» **Short exercise**:
Report every line in the listing below where the string "text" shows up.

━━ Entries provided

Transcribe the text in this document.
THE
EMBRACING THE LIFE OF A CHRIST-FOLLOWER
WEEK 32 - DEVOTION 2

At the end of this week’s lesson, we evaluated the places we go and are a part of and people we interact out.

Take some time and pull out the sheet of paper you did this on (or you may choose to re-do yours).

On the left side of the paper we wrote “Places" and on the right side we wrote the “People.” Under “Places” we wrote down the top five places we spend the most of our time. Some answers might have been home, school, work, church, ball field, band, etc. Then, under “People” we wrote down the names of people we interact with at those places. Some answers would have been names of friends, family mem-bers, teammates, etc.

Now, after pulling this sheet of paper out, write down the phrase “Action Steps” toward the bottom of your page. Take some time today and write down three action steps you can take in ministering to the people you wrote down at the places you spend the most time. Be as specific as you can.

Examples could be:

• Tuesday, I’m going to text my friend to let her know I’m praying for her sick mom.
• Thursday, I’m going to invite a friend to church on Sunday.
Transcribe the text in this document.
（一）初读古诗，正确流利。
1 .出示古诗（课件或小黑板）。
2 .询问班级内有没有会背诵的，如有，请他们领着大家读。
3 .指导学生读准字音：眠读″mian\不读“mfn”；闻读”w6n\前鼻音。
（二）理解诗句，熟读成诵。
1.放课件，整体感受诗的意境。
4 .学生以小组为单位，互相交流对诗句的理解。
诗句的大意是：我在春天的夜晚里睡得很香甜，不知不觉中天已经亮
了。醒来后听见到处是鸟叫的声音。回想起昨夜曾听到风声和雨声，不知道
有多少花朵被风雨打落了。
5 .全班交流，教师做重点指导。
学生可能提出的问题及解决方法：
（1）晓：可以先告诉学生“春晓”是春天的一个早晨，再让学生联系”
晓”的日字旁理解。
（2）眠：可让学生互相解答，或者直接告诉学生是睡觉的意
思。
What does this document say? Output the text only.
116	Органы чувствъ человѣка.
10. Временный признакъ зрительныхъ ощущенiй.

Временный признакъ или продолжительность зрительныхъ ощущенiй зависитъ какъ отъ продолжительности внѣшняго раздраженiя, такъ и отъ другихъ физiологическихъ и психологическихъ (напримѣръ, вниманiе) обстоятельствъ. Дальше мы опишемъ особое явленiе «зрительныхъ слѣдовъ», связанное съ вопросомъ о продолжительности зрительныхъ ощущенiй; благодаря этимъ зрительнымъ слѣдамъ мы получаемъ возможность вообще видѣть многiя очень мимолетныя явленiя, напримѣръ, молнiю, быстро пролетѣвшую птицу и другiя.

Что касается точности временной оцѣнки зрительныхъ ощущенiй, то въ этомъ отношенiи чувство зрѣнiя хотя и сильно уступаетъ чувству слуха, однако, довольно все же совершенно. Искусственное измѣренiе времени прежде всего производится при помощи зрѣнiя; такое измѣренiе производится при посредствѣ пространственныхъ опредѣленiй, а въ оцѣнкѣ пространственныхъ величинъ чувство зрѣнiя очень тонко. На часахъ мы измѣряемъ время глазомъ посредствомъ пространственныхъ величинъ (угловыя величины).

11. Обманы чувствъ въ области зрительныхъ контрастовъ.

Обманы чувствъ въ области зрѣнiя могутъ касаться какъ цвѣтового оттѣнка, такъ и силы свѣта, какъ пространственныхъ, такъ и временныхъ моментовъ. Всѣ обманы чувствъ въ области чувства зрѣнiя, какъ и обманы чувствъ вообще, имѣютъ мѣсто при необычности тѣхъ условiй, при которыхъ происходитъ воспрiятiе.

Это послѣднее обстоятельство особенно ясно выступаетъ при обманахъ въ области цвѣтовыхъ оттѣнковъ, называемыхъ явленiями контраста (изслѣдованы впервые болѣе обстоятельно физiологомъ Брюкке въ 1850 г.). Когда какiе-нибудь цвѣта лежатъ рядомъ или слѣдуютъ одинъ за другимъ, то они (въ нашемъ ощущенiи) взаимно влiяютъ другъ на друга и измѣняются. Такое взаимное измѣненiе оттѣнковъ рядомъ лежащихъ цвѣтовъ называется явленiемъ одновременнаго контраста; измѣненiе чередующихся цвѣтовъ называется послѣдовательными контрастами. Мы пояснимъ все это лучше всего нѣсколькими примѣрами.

━━━━

» **Task output**:
Transcribe the text in this document.
• Tuesday, I’m going to text my friend to let her know I’m praying for her sick mom.
Transcribe the text in this document.
What does this document say? Output the text only.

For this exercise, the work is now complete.